[Stored data entries]
((

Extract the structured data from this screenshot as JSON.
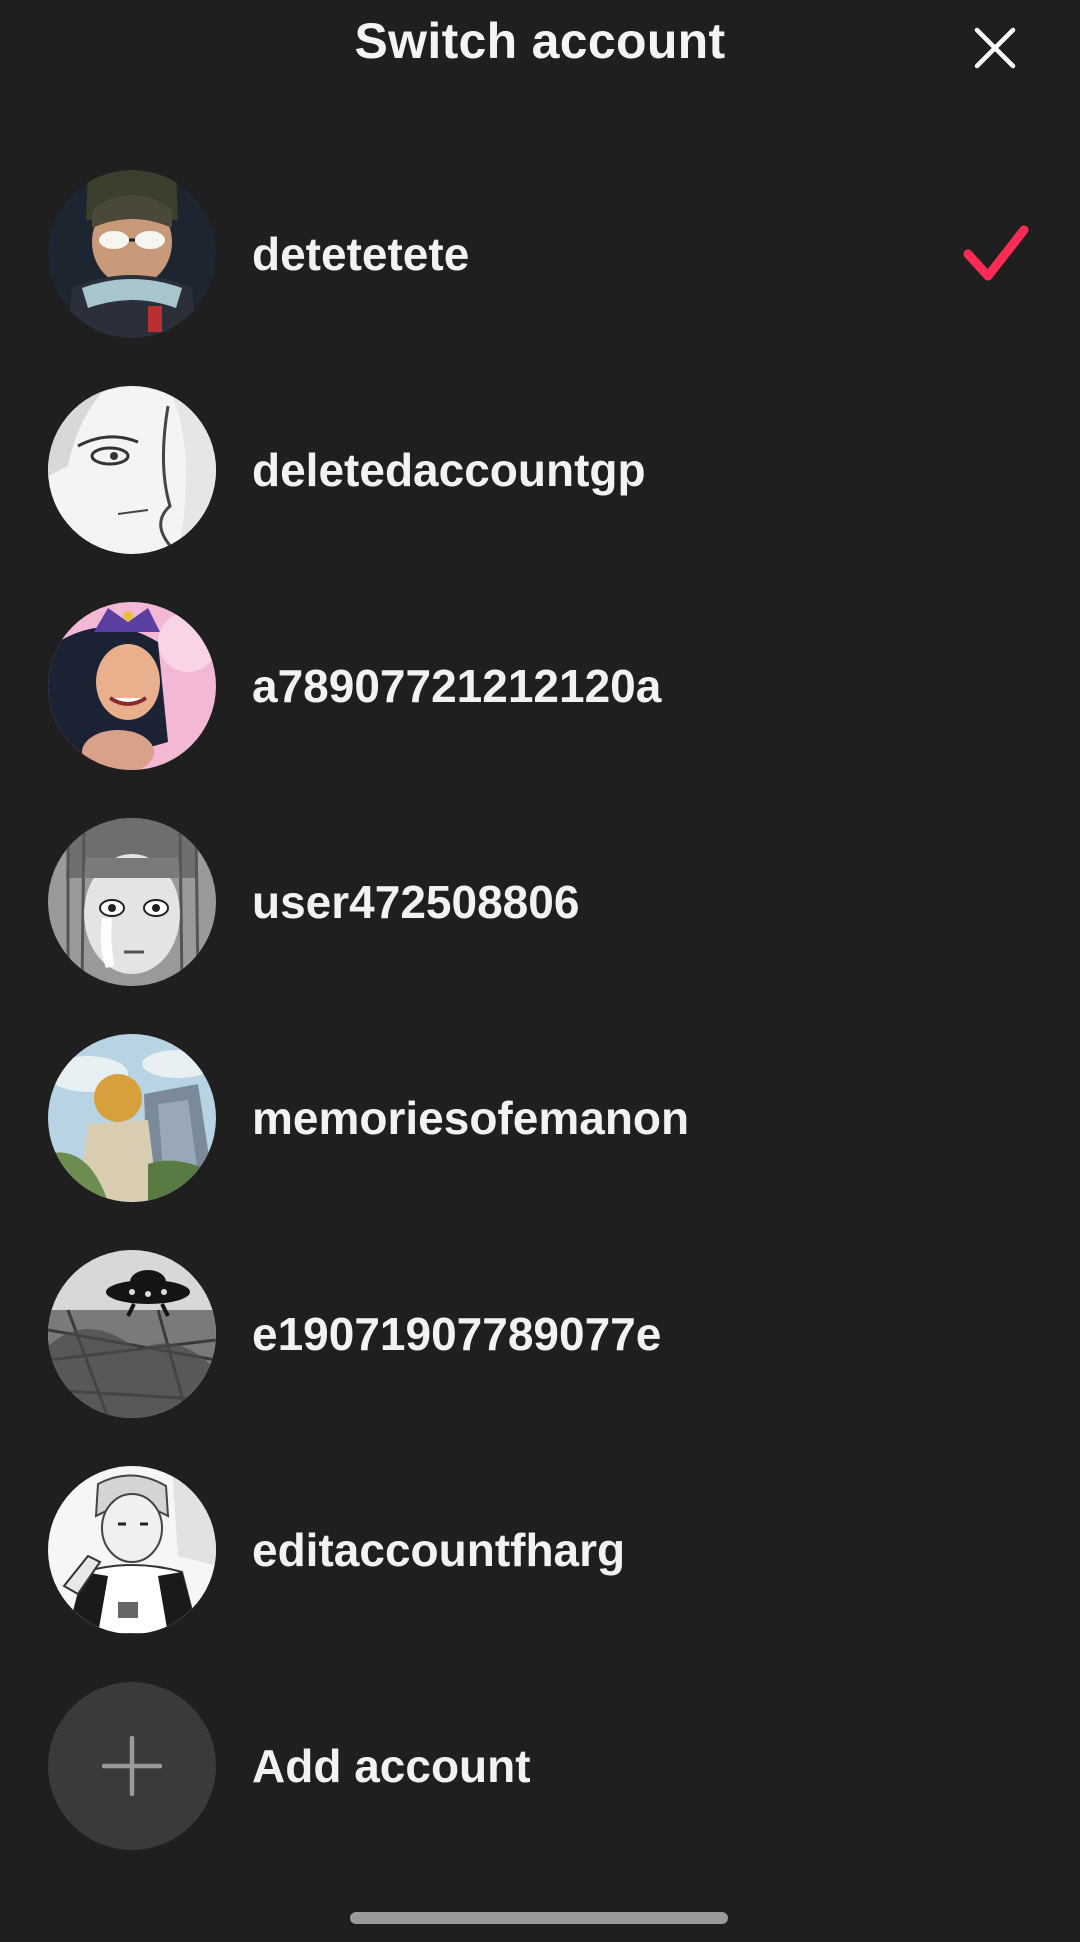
{
  "header": {
    "title": "Switch account",
    "close_icon": "close-icon"
  },
  "accounts": [
    {
      "username": "detetetete",
      "selected": true,
      "avatar": "anime-man-glasses-avatar"
    },
    {
      "username": "deletedaccountgp",
      "selected": false,
      "avatar": "manga-face-sketch-avatar"
    },
    {
      "username": "a78907721212120a",
      "selected": false,
      "avatar": "anime-woman-pink-avatar"
    },
    {
      "username": "user472508806",
      "selected": false,
      "avatar": "manga-girl-crying-avatar"
    },
    {
      "username": "memoriesofemanon",
      "selected": false,
      "avatar": "landscape-painting-avatar"
    },
    {
      "username": "e19071907789077e",
      "selected": false,
      "avatar": "ufo-sketch-avatar"
    },
    {
      "username": "editaccountfharg",
      "selected": false,
      "avatar": "manga-boy-sketch-avatar"
    }
  ],
  "add_account": {
    "label": "Add account",
    "icon": "plus-icon"
  },
  "colors": {
    "background": "#1f1f1f",
    "text": "#f2f2f2",
    "accent_check": "#fe2c55",
    "add_circle": "#3a3a3a"
  }
}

))

Pictures stay out; reproduce every line of the records exactly.

▸ Written answer:
Extract the structured data from this screenshot as JSON.
{
  "header": {
    "title": "Switch account",
    "close_icon": "close-icon"
  },
  "accounts": [
    {
      "username": "detetetete",
      "selected": true,
      "avatar": "anime-man-glasses-avatar"
    },
    {
      "username": "deletedaccountgp",
      "selected": false,
      "avatar": "manga-face-sketch-avatar"
    },
    {
      "username": "a78907721212120a",
      "selected": false,
      "avatar": "anime-woman-pink-avatar"
    },
    {
      "username": "user472508806",
      "selected": false,
      "avatar": "manga-girl-crying-avatar"
    },
    {
      "username": "memoriesofemanon",
      "selected": false,
      "avatar": "landscape-painting-avatar"
    },
    {
      "username": "e19071907789077e",
      "selected": false,
      "avatar": "ufo-sketch-avatar"
    },
    {
      "username": "editaccountfharg",
      "selected": false,
      "avatar": "manga-boy-sketch-avatar"
    }
  ],
  "add_account": {
    "label": "Add account",
    "icon": "plus-icon"
  },
  "colors": {
    "background": "#1f1f1f",
    "text": "#f2f2f2",
    "accent_check": "#fe2c55",
    "add_circle": "#3a3a3a"
  }
}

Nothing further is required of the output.